### GIVEN TASK
Select, from the material below, each line with "failure" in it.

### DATASET RECORDS
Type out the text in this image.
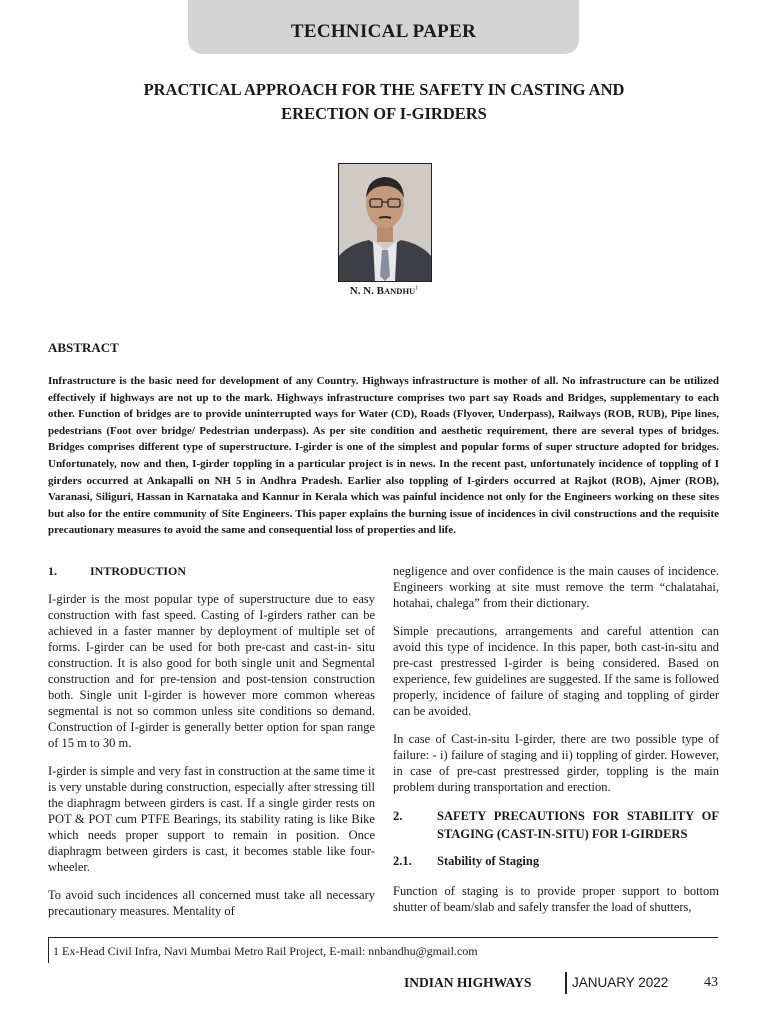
TECHNICAL PAPER
PRACTICAL APPROACH FOR THE SAFETY IN CASTING AND
ERECTION OF I-GIRDERS
N. N. BANDHU$^1$
ABSTRACT
Infrastructure is the basic need for development of any Country. Highways infrastructure is mother of all. No infrastructure can be utilized effectively if highways are not up to the mark. Highways infrastructure comprises two part say Roads and Bridges, supplementary to each other. Function of bridges are to provide uninterrupted ways for Water (CD), Roads (Flyover, Underpass), Railways (ROB, RUB), Pipe lines, pedestrians (Foot over bridge/ Pedestrian underpass). As per site condition and aesthetic requirement, there are several types of bridges. Bridges comprises different type of superstructure. I-girder is one of the simplest and popular forms of super structure adopted for bridges. Unfortunately, now and then, I-girder toppling in a particular project is in news. In the recent past, unfortunately incidence of toppling of I girders occurred at Ankapalli on NH 5 in Andhra Pradesh. Earlier also toppling of I-girders occurred at Rajkot (ROB), Ajmer (ROB), Varanasi, Siliguri, Hassan in Karnataka and Kannur in Kerala which was painful incidence not only for the Engineers working on these sites but also for the entire community of Site Engineers. This paper explains the burning issue of incidences in civil constructions and the requisite precautionary measures to avoid the same and consequential loss of properties and life.
1.	INTRODUCTION

I-girder is the most popular type of superstructure due to easy construction with fast speed. Casting of I-girders rather can be achieved in a faster manner by deployment of multiple set of forms. I-girder can be used for both pre-cast and cast-in- situ construction. It is also good for both single unit and Segmental construction and for pre-tension and post-tension construction both. Single unit I-girder is however more common whereas segmental is not so common unless site conditions so demand. Construction of I-girder is generally better option for span range of 15 m to 30 m.

I-girder is simple and very fast in construction at the same time it is very unstable during construction, especially after stressing till the diaphragm between girders is cast. If a single girder rests on POT & POT cum PTFE Bearings, its stability rating is like Bike which needs proper support to remain in position. Once diaphragm between girders is cast, it becomes stable like four-wheeler.

To avoid such incidences all concerned must take all necessary precautionary measures. Mentality of

negligence and over confidence is the main causes of incidence. Engineers working at site must remove the term “chalatahai, hotahai, chalega” from their dictionary.

Simple precautions, arrangements and careful attention can avoid this type of incidence. In this paper, both cast-in-situ and pre-cast prestressed I-girder is being considered. Based on experience, few guidelines are suggested. If the same is followed properly, incidence of failure of staging and toppling of girder can be avoided.

In case of Cast-in-situ I-girder, there are two possible type of failure: - i) failure of staging and ii) toppling of girder. However, in case of pre-cast prestressed girder, toppling is the main problem during transportation and erection.

2.	SAFETY PRECAUTIONS FOR STABILITY OF STAGING (CAST-IN-SITU) FOR I-GIRDERS
2.1.	Stability of Staging

Function of staging is to provide proper support to bottom shutter of beam/slab and safely transfer the load of shutters,

1 Ex-Head Civil Infra, Navi Mumbai Metro Rail Project, E-mail: nnbandhu@gmail.com
INDIAN HIGHWAYS	JANUARY 2022	43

### RESPONSE
Simple precautions, arrangements and careful attention can avoid this type of incidence. In this paper, both cast-in-situ and pre-cast prestressed I-girder is being considered. Based on experience, few guidelines are suggested. If the same is followed properly, incidence of failure of staging and toppling of girder can be avoided.
In case of Cast-in-situ I-girder, there are two possible type of failure: - i) failure of staging and ii) toppling of girder. However, in case of pre-cast prestressed girder, toppling is the main problem during transportation and erection.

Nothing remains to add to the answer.